Page text:
I guess in 2019 I should keep doing that and maybe build some new relationship with other publishers :)
In 2018, I kept spending some time working out some small open source contributions. Here’s a quick list of my main GitHub contributions:
- lmammino/twaffle: A TWitter rAFFLE script.
- lmammino/get-poop-done: A crappy-but-lovely™ todo list app.
- lmammino/invok: Command line tool to Invoke Go lambda functions locally.
- salesforce/ja3 (contribution): JA3 is a standard for creating SSL client fingerprints in an easy to produce and shareable way.
- felixhageloh/uebersicht (contribution): Keep an eye on what’s happening on your machine and in the world.
- gatsbyjs/gatsby (contribution): Build blazing fast, modern apps and websites with React.
- tj/node-blocked (contribution): Check if the Node.js event loop is blocked.
- lmammino/capnp-stream: A Node.js readable stream for Cap’n Proto encoded binary input.
- fastify/fastify-http-proxy (contribution): Proxy your http requests to another server, with hooks.
- lmammino/benchmark-distributed-jwt-cracker: A benchmark suite using AWS for distributed-jwt-cracker.
- lmammino/metrica: Event Emitter based node library that emits process metrics (uptime, memory, cpu) at given intervals.

What the task asks: List every repository in the 2018 GitHub contributions text above that is labeled "(contribution)".

Extracted records:
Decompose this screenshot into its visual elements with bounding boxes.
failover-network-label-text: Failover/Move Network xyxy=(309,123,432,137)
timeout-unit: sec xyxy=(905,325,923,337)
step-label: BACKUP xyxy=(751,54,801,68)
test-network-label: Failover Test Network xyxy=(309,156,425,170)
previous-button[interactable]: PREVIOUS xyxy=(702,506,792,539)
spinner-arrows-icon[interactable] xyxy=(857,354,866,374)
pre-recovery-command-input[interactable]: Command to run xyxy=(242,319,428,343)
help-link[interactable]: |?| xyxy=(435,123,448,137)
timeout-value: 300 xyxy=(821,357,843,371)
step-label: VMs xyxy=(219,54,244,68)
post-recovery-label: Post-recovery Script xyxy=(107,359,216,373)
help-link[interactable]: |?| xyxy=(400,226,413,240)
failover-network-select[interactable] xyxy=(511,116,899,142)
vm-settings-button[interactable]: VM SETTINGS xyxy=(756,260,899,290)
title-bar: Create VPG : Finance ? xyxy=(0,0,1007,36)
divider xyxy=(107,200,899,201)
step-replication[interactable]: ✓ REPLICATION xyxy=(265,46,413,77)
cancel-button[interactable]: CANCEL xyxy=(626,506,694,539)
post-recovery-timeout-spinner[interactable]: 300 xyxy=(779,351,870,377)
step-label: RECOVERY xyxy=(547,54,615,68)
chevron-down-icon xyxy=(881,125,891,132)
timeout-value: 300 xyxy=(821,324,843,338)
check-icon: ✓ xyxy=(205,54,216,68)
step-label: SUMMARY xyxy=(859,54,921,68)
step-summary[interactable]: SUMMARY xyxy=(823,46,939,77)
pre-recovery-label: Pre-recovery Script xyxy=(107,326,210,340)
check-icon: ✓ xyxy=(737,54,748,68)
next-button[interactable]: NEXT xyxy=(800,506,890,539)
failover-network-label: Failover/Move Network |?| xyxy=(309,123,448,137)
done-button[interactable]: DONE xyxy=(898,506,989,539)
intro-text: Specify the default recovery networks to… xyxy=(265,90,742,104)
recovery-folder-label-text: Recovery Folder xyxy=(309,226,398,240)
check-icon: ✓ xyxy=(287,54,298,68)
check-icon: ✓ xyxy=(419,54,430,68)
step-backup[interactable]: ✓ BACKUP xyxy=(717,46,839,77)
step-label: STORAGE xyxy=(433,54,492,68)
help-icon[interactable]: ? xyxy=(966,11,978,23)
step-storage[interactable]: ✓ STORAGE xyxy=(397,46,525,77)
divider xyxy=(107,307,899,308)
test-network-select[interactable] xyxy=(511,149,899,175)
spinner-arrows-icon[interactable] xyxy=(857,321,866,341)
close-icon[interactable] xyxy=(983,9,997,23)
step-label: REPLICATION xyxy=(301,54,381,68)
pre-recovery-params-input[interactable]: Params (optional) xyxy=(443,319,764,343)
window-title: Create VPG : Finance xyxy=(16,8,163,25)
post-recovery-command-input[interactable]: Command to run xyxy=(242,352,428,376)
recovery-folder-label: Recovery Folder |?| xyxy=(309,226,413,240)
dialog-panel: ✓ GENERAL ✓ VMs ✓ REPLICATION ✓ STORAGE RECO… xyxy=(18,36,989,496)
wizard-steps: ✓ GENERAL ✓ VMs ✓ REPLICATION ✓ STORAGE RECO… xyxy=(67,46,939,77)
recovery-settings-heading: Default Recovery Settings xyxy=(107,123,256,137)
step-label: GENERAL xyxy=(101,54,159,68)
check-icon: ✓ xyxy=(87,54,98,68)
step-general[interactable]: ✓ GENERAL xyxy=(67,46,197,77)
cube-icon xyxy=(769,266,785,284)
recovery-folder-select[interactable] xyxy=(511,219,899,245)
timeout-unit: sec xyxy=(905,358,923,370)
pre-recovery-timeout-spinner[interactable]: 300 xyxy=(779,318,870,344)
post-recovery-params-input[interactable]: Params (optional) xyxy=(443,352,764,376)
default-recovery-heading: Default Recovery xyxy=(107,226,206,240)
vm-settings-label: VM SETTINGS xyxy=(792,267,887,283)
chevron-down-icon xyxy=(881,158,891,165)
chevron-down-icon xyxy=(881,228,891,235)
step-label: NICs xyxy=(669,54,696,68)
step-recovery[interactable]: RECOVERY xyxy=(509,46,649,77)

Final answer:
- salesforce/ja3
- felixhageloh/uebersicht
- gatsbyjs/gatsby
- tj/node-blocked
- fastify/fastify-http-proxy